[JOB]
Print all of the data exactly as written.

[Figure dataset records]
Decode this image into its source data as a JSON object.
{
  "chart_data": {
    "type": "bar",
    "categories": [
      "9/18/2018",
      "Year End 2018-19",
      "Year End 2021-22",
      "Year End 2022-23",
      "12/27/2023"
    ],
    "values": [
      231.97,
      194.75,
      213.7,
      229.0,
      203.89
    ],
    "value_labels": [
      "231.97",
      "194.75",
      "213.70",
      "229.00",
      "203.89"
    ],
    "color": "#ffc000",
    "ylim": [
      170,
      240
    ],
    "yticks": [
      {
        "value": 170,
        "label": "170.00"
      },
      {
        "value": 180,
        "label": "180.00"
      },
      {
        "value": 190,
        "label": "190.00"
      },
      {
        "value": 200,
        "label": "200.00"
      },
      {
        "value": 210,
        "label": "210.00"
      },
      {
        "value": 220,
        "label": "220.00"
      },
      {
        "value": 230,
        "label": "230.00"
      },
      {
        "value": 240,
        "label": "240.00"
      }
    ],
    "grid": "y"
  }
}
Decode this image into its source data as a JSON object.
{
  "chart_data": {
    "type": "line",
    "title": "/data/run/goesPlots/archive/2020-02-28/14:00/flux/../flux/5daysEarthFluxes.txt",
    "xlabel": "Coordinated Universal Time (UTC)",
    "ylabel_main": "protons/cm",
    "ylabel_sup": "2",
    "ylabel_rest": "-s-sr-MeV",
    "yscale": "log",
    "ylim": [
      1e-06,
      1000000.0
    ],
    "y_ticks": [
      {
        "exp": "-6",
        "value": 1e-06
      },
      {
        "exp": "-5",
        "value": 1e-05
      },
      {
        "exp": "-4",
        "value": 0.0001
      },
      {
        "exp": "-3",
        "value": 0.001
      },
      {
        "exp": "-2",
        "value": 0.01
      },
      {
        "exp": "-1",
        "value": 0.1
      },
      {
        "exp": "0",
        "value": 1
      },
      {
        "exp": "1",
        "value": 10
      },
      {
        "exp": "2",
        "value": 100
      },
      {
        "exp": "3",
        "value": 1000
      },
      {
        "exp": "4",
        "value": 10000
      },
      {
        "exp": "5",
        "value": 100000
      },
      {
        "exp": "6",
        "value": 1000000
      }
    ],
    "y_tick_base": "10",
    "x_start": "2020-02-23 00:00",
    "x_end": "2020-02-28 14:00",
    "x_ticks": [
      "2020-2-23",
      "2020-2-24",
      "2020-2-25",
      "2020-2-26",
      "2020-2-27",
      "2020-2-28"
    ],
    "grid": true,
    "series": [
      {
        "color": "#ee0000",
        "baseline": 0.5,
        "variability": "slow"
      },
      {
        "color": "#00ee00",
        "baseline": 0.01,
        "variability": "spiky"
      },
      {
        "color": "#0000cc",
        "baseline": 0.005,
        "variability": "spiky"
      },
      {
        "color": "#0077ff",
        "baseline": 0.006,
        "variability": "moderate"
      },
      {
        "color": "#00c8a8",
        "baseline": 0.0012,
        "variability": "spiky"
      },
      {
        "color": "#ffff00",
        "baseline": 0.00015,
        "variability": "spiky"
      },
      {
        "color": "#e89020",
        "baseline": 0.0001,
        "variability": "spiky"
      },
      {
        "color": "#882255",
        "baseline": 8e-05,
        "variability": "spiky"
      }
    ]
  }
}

[SOLVED PROBLEM]
Decode this image into its source data as a JSON object.
{
  "chart_data": {
    "type": "bar",
    "categories": [
      "9/18/2018",
      "Year End 2018-19",
      "Year End 2021-22",
      "Year End 2022-23",
      "12/27/2023"
    ],
    "values": [
      231.97,
      194.75,
      213.7,
      229.0,
      203.89
    ],
    "value_labels": [
      "231.97",
      "194.75",
      "213.70",
      "229.00",
      "203.89"
    ],
    "color": "#ffc000",
    "ylim": [
      170,
      240
    ],
    "yticks": [
      {
        "value": 170,
        "label": "170.00"
      },
      {
        "value": 180,
        "label": "180.00"
      },
      {
        "value": 190,
        "label": "190.00"
      },
      {
        "value": 200,
        "label": "200.00"
      },
      {
        "value": 210,
        "label": "210.00"
      },
      {
        "value": 220,
        "label": "220.00"
      },
      {
        "value": 230,
        "label": "230.00"
      },
      {
        "value": 240,
        "label": "240.00"
      }
    ],
    "grid": "y"
  }
}
Decode this image into its source data as a JSON object.
{
  "chart_data": {
    "type": "line",
    "title": "/data/run/goesPlots/archive/2020-02-28/14:00/flux/../flux/5daysEarthFluxes.txt",
    "xlabel": "Coordinated Universal Time (UTC)",
    "ylabel_main": "protons/cm",
    "ylabel_sup": "2",
    "ylabel_rest": "-s-sr-MeV",
    "yscale": "log",
    "ylim": [
      1e-06,
      1000000.0
    ],
    "y_ticks": [
      {
        "exp": "-6",
        "value": 1e-06
      },
      {
        "exp": "-5",
        "value": 1e-05
      },
      {
        "exp": "-4",
        "value": 0.0001
      },
      {
        "exp": "-3",
        "value": 0.001
      },
      {
        "exp": "-2",
        "value": 0.01
      },
      {
        "exp": "-1",
        "value": 0.1
      },
      {
        "exp": "0",
        "value": 1
      },
      {
        "exp": "1",
        "value": 10
      },
      {
        "exp": "2",
        "value": 100
      },
      {
        "exp": "3",
        "value": 1000
      },
      {
        "exp": "4",
        "value": 10000
      },
      {
        "exp": "5",
        "value": 100000
      },
      {
        "exp": "6",
        "value": 1000000
      }
    ],
    "y_tick_base": "10",
    "x_start": "2020-02-23 00:00",
    "x_end": "2020-02-28 14:00",
    "x_ticks": [
      "2020-2-23",
      "2020-2-24",
      "2020-2-25",
      "2020-2-26",
      "2020-2-27",
      "2020-2-28"
    ],
    "grid": true,
    "series": [
      {
        "color": "#ee0000",
        "baseline": 0.5,
        "variability": "slow"
      },
      {
        "color": "#00ee00",
        "baseline": 0.01,
        "variability": "spiky"
      },
      {
        "color": "#0000cc",
        "baseline": 0.005,
        "variability": "spiky"
      },
      {
        "color": "#0077ff",
        "baseline": 0.006,
        "variability": "moderate"
      },
      {
        "color": "#00c8a8",
        "baseline": 0.0012,
        "variability": "spiky"
      },
      {
        "color": "#ffff00",
        "baseline": 0.00015,
        "variability": "spiky"
      },
      {
        "color": "#e89020",
        "baseline": 0.0001,
        "variability": "spiky"
      },
      {
        "color": "#882255",
        "baseline": 8e-05,
        "variability": "spiky"
      }
    ]
  }
}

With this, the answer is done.